Short task: Which lines in the records below contain the word "definido"? Copy each one out.

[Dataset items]
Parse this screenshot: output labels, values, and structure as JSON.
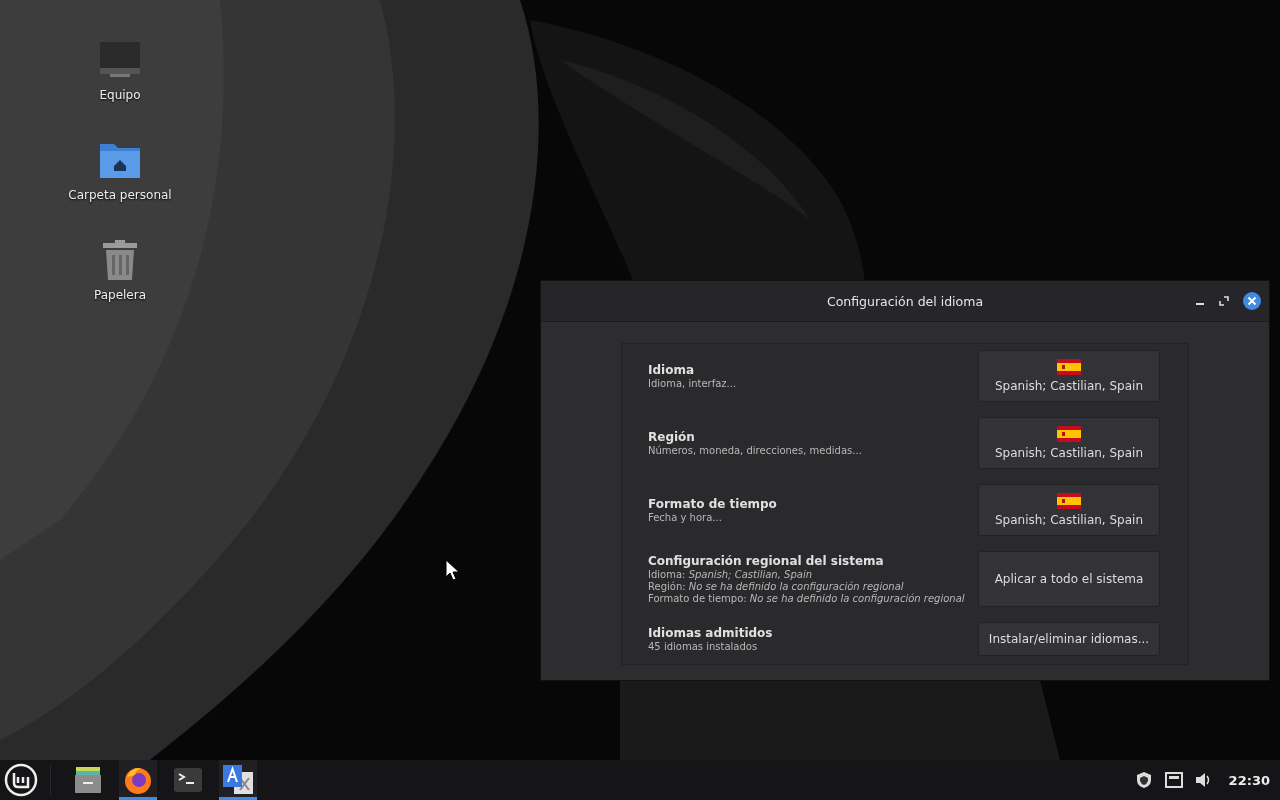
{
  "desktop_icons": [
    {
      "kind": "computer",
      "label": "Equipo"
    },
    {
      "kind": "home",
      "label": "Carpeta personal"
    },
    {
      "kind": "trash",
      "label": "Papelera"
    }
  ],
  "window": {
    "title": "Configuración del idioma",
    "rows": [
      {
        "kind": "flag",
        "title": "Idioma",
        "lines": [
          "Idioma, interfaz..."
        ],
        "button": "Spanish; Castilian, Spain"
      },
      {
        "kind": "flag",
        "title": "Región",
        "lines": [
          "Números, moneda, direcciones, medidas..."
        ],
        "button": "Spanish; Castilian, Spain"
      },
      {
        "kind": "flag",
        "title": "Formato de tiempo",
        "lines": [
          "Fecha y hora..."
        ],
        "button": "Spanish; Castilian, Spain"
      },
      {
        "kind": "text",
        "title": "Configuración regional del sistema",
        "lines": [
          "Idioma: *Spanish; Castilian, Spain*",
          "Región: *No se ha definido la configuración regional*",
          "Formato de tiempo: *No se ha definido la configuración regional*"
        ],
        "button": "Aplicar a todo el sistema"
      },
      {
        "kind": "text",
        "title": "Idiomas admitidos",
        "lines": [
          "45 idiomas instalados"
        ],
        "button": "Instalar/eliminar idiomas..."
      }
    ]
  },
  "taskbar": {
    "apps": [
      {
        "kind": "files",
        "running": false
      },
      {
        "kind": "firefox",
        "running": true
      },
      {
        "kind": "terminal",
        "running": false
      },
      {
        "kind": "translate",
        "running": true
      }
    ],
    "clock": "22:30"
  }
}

Exercise output:
          "Región: *No se ha definido la configuración regional*",
          "Formato de tiempo: *No se ha definido la configuración regional*"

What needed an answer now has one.